Provided material:
══════════

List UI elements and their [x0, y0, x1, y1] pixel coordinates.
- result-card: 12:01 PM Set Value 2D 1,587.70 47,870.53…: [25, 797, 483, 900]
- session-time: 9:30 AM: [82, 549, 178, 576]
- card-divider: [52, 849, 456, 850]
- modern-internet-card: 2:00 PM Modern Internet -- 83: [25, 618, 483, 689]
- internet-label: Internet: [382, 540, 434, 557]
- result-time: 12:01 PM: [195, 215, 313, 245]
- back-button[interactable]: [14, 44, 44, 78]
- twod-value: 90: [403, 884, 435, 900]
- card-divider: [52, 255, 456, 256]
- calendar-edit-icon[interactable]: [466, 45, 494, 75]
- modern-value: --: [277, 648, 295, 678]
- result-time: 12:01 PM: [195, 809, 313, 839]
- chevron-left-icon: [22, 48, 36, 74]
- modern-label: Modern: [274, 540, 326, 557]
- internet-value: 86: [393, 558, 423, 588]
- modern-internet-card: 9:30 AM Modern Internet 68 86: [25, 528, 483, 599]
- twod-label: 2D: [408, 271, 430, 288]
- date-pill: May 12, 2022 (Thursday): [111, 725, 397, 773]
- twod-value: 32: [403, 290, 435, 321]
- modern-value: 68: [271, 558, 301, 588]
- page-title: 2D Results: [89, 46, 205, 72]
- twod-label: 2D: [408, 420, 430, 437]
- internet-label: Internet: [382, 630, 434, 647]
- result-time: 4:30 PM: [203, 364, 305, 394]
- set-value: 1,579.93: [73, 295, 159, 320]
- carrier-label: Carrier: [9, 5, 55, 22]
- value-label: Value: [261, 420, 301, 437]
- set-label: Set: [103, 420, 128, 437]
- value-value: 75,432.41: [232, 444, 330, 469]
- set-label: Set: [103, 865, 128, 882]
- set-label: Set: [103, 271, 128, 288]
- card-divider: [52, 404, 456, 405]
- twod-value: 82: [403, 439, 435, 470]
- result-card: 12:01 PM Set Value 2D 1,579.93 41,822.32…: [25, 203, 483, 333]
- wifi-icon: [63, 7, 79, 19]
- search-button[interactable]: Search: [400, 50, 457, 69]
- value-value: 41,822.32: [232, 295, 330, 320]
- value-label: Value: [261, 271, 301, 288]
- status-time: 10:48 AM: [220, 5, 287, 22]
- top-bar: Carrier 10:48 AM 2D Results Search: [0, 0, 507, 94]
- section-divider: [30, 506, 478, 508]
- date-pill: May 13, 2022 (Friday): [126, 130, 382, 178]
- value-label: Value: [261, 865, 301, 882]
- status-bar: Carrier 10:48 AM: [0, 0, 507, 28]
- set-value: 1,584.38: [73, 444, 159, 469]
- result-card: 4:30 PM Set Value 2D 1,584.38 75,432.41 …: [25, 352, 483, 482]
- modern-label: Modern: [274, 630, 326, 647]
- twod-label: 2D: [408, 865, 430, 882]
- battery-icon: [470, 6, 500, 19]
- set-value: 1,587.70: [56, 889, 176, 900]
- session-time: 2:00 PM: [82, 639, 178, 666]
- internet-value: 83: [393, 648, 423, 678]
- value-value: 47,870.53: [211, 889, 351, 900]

══════════

Task objective: Write out every line of the material above as a numbered list, skipping any blank lines.

Output below:
1. List UI elements and their [x0, y0, x1, y1] pixel coordinates.
2. - result-card: 12:01 PM Set Value 2D 1,587.70 47,870.53…: [25, 797, 483, 900]
3. - session-time: 9:30 AM: [82, 549, 178, 576]
4. - card-divider: [52, 849, 456, 850]
5. - modern-internet-card: 2:00 PM Modern Internet -- 83: [25, 618, 483, 689]
6. - internet-label: Internet: [382, 540, 434, 557]
7. - result-time: 12:01 PM: [195, 215, 313, 245]
8. - back-button[interactable]: [14, 44, 44, 78]
9. - twod-value: 90: [403, 884, 435, 900]
10. - card-divider: [52, 255, 456, 256]
11. - calendar-edit-icon[interactable]: [466, 45, 494, 75]
12. - modern-value: --: [277, 648, 295, 678]
13. - result-time: 12:01 PM: [195, 809, 313, 839]
14. - chevron-left-icon: [22, 48, 36, 74]
15. - modern-label: Modern: [274, 540, 326, 557]
16. - internet-value: 86: [393, 558, 423, 588]
17. - modern-internet-card: 9:30 AM Modern Internet 68 86: [25, 528, 483, 599]
18. - twod-label: 2D: [408, 271, 430, 288]
19. - date-pill: May 12, 2022 (Thursday): [111, 725, 397, 773]
20. - twod-value: 32: [403, 290, 435, 321]
21. - modern-value: 68: [271, 558, 301, 588]
22. - page-title: 2D Results: [89, 46, 205, 72]
23. - twod-label: 2D: [408, 420, 430, 437]
24. - internet-label: Internet: [382, 630, 434, 647]
25. - result-time: 4:30 PM: [203, 364, 305, 394]
26. - set-value: 1,579.93: [73, 295, 159, 320]
27. - carrier-label: Carrier: [9, 5, 55, 22]
28. - value-label: Value: [261, 420, 301, 437]
29. - set-label: Set: [103, 420, 128, 437]
30. - value-value: 75,432.41: [232, 444, 330, 469]
31. - set-label: Set: [103, 865, 128, 882]
32. - set-label: Set: [103, 271, 128, 288]
33. - card-divider: [52, 404, 456, 405]
34. - twod-value: 82: [403, 439, 435, 470]
35. - result-card: 12:01 PM Set Value 2D 1,579.93 41,822.32…: [25, 203, 483, 333]
36. - wifi-icon: [63, 7, 79, 19]
37. - search-button[interactable]: Search: [400, 50, 457, 69]
38. - value-value: 41,822.32: [232, 295, 330, 320]
39. - value-label: Value: [261, 271, 301, 288]
40. - status-time: 10:48 AM: [220, 5, 287, 22]
41. - top-bar: Carrier 10:48 AM 2D Results Search: [0, 0, 507, 94]
42. - section-divider: [30, 506, 478, 508]
43. - date-pill: May 13, 2022 (Friday): [126, 130, 382, 178]
44. - value-label: Value: [261, 865, 301, 882]
45. - status-bar: Carrier 10:48 AM: [0, 0, 507, 28]
46. - set-value: 1,584.38: [73, 444, 159, 469]
47. - result-card: 4:30 PM Set Value 2D 1,584.38 75,432.41 …: [25, 352, 483, 482]
48. - modern-label: Modern: [274, 630, 326, 647]
49. - twod-label: 2D: [408, 865, 430, 882]
50. - battery-icon: [470, 6, 500, 19]
51. - set-value: 1,587.70: [56, 889, 176, 900]
52. - session-time: 2:00 PM: [82, 639, 178, 666]
53. - internet-value: 83: [393, 648, 423, 678]
54. - value-value: 47,870.53: [211, 889, 351, 900]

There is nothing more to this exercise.